**Aim of the task**. The output should consist solely of the line containing "Parse this screenshot: output" and the lines that follow it through the end of the data below.

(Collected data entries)
════════════════════
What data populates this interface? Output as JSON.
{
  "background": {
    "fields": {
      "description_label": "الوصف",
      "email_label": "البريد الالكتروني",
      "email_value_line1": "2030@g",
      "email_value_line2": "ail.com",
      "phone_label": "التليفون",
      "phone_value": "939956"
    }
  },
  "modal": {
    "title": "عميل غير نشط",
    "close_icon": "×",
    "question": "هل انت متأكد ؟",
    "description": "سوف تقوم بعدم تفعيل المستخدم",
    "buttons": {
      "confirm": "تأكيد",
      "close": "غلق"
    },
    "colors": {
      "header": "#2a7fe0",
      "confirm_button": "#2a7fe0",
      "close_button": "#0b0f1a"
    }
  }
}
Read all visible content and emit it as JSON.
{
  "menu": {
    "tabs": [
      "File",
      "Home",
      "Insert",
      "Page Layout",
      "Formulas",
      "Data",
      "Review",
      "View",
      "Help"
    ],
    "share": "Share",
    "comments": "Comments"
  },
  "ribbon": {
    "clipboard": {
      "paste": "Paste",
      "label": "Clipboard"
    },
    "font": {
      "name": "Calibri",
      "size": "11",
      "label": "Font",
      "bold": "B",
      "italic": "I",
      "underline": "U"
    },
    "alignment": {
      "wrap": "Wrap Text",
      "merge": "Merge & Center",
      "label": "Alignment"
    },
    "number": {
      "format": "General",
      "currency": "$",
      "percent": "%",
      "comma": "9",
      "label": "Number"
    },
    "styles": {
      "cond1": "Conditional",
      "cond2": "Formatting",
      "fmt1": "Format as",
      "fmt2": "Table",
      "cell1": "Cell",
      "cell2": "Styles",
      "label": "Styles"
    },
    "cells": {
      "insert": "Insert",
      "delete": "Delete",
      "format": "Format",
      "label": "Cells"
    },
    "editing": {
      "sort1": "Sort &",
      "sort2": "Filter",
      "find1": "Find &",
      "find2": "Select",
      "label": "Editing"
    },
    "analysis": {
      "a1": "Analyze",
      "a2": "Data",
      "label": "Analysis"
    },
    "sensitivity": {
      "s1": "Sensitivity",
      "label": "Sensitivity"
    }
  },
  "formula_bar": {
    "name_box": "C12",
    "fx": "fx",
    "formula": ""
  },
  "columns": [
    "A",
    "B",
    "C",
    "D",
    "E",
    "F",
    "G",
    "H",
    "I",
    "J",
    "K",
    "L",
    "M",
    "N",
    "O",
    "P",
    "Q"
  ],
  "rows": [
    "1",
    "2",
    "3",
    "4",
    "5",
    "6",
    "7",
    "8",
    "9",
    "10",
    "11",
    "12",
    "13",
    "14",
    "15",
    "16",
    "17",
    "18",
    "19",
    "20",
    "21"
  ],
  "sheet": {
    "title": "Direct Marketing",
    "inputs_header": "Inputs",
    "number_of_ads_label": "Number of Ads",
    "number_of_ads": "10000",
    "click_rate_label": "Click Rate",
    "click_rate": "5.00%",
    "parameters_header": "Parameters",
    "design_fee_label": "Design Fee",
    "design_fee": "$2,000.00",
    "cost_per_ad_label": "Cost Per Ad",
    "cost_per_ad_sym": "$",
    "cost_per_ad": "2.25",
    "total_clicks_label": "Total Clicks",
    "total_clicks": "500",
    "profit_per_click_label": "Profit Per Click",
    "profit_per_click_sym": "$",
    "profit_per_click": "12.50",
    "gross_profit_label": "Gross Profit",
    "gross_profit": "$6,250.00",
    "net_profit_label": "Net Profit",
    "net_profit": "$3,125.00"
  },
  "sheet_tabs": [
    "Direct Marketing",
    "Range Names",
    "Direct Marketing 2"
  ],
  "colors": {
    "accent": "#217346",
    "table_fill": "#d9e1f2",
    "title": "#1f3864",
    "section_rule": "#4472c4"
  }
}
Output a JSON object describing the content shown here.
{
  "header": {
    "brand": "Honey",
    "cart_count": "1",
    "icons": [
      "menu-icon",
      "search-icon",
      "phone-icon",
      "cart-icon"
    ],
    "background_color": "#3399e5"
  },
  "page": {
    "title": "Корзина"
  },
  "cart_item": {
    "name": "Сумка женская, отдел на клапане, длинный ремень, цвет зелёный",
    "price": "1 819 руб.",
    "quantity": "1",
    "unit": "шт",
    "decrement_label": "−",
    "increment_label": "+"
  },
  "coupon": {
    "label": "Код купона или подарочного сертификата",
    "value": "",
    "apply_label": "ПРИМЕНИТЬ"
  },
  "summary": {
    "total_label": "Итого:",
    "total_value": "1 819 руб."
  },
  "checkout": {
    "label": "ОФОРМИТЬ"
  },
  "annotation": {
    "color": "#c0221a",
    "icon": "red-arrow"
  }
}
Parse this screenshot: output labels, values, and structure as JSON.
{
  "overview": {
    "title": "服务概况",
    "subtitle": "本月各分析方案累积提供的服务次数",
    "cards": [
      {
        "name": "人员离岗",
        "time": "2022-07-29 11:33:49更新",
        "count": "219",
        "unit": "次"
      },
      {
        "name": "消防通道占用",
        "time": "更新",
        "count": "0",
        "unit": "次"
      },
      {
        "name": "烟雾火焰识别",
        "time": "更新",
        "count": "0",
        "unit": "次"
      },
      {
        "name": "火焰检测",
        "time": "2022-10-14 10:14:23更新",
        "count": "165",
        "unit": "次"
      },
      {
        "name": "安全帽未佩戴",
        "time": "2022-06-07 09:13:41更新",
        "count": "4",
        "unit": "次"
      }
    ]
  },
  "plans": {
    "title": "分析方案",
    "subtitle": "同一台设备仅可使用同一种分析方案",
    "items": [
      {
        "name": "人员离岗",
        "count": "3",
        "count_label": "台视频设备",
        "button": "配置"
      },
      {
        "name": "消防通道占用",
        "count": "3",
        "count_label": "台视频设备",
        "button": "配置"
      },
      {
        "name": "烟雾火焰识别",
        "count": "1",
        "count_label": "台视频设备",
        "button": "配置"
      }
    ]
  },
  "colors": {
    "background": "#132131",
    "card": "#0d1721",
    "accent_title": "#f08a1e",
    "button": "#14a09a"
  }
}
════════════════════
**The result**.
Parse this screenshot: output labels, values, and structure as JSON.
{
  "overview": {
    "title": "服务概况",
    "subtitle": "本月各分析方案累积提供的服务次数",
    "cards": [
      {
        "name": "人员离岗",
        "time": "2022-07-29 11:33:49更新",
        "count": "219",
        "unit": "次"
      },
      {
        "name": "消防通道占用",
        "time": "更新",
        "count": "0",
        "unit": "次"
      },
      {
        "name": "烟雾火焰识别",
        "time": "更新",
        "count": "0",
        "unit": "次"
      },
      {
        "name": "火焰检测",
        "time": "2022-10-14 10:14:23更新",
        "count": "165",
        "unit": "次"
      },
      {
        "name": "安全帽未佩戴",
        "time": "2022-06-07 09:13:41更新",
        "count": "4",
        "unit": "次"
      }
    ]
  },
  "plans": {
    "title": "分析方案",
    "subtitle": "同一台设备仅可使用同一种分析方案",
    "items": [
      {
        "name": "人员离岗",
        "count": "3",
        "count_label": "台视频设备",
        "button": "配置"
      },
      {
        "name": "消防通道占用",
        "count": "3",
        "count_label": "台视频设备",
        "button": "配置"
      },
      {
        "name": "烟雾火焰识别",
        "count": "1",
        "count_label": "台视频设备",
        "button": "配置"
      }
    ]
  },
  "colors": {
    "background": "#132131",
    "card": "#0d1721",
    "accent_title": "#f08a1e",
    "button": "#14a09a"
  }
}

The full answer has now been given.